Provided information |
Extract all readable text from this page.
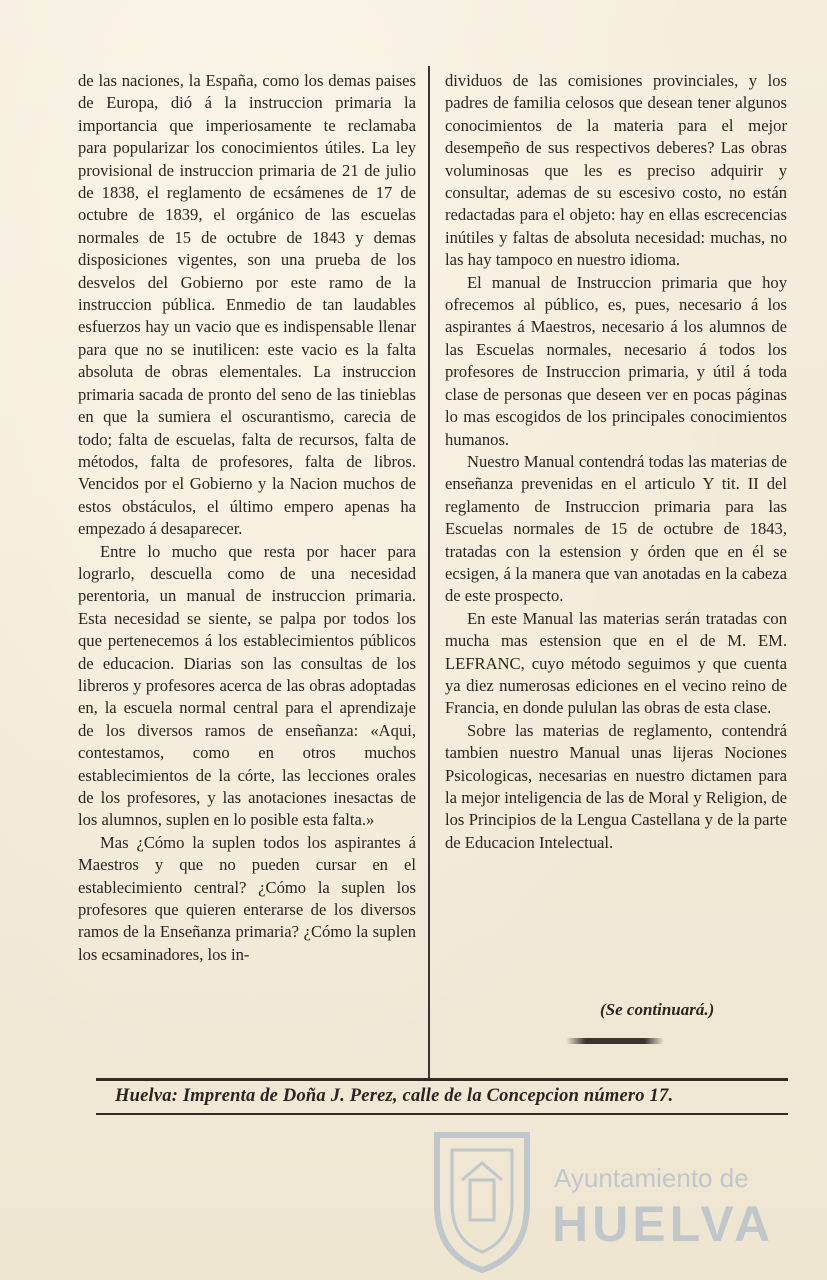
de las naciones, la España, como los demas paises de Europa, dió á la instruccion primaria la importancia que imperiosamente te reclamaba para popularizar los conocimientos útiles. La ley provisional de instruccion primaria de 21 de julio de 1838, el reglamento de ecsámenes de 17 de octubre de 1839, el orgánico de las escuelas normales de 15 de octubre de 1843 y demas disposiciones vigentes, son una prueba de los desvelos del Gobierno por este ramo de la instruccion pública. Enmedio de tan laudables esfuerzos hay un vacio que es indispensable llenar para que no se inutilicen: este vacio es la falta absoluta de obras elementales. La instruccion primaria sacada de pronto del seno de las tinieblas en que la sumiera el oscurantismo, carecia de todo; falta de escuelas, falta de recursos, falta de métodos, falta de profesores, falta de libros. Vencidos por el Gobierno y la Nacion muchos de estos obstáculos, el último empero apenas ha empezado á desaparecer.

Entre lo mucho que resta por hacer para lograrlo, descuella como de una necesidad perentoria, un manual de instruccion primaria. Esta necesidad se siente, se palpa por todos los que pertenecemos á los establecimientos públicos de educacion. Diarias son las consultas de los libreros y profesores acerca de las obras adoptadas en, la escuela normal central para el aprendizaje de los diversos ramos de enseñanza: «Aqui, contestamos, como en otros muchos establecimientos de la córte, las lecciones orales de los profesores, y las anotaciones inesactas de los alumnos, suplen en lo posible esta falta.»

Mas ¿Cómo la suplen todos los aspirantes á Maestros y que no pueden cursar en el establecimiento central? ¿Cómo la suplen los profesores que quieren enterarse de los diversos ramos de la Enseñanza primaria? ¿Cómo la suplen los ecsaminadores, los in-

dividuos de las comisiones provinciales, y los padres de familia celosos que desean tener algunos conocimientos de la materia para el mejor desempeño de sus respectivos deberes? Las obras voluminosas que les es preciso adquirir y consultar, ademas de su escesivo costo, no están redactadas para el objeto: hay en ellas escrecencias inútiles y faltas de absoluta necesidad: muchas, no las hay tampoco en nuestro idioma.

El manual de Instruccion primaria que hoy ofrecemos al público, es, pues, necesario á los aspirantes á Maestros, necesario á los alumnos de las Escuelas normales, necesario á todos los profesores de Instruccion primaria, y útil á toda clase de personas que deseen ver en pocas páginas lo mas escogidos de los principales conocimientos humanos.

Nuestro Manual contendrá todas las materias de enseñanza prevenidas en el articulo Y tit. II del reglamento de Instruccion primaria para las Escuelas normales de 15 de octubre de 1843, tratadas con la estension y órden que en él se ecsigen, á la manera que van anotadas en la cabeza de este prospecto.

En este Manual las materias serán tratadas con mucha mas estension que en el de M. EM. LEFRANC, cuyo método seguimos y que cuenta ya diez numerosas ediciones en el vecino reino de Francia, en donde pululan las obras de esta clase.

Sobre las materias de reglamento, contendrá tambien nuestro Manual unas lijeras Nociones Psicologicas, necesarias en nuestro dictamen para la mejor inteligencia de las de Moral y Religion, de los Principios de la Lengua Castellana y de la parte de Educacion Intelectual.

(Se continuará.)
Huelva: Imprenta de Doña J. Perez, calle de la Concepcion número 17.
Ayuntamiento de
HUELVA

Directive | Find the word "materias" in the entries above and gather every line that holds it.

Response to this task |
Nuestro Manual contendrá todas las materias de enseñanza prevenidas en el articulo Y tit. II del reglamento de Instruccion primaria para las Escuelas normales de 15 de octubre de 1843, tratadas con la estension y órden que en él se ecsigen, á la manera que van anotadas en la cabeza de este prospecto.
En este Manual las materias serán tratadas con mucha mas estension que en el de M. EM. LEFRANC, cuyo método seguimos y que cuenta ya diez numerosas ediciones en el vecino reino de Francia, en donde pululan las obras de esta clase.
Sobre las materias de reglamento, contendrá tambien nuestro Manual unas lijeras Nociones Psicologicas, necesarias en nuestro dictamen para la mejor inteligencia de las de Moral y Religion, de los Principios de la Lengua Castellana y de la parte de Educacion Intelectual.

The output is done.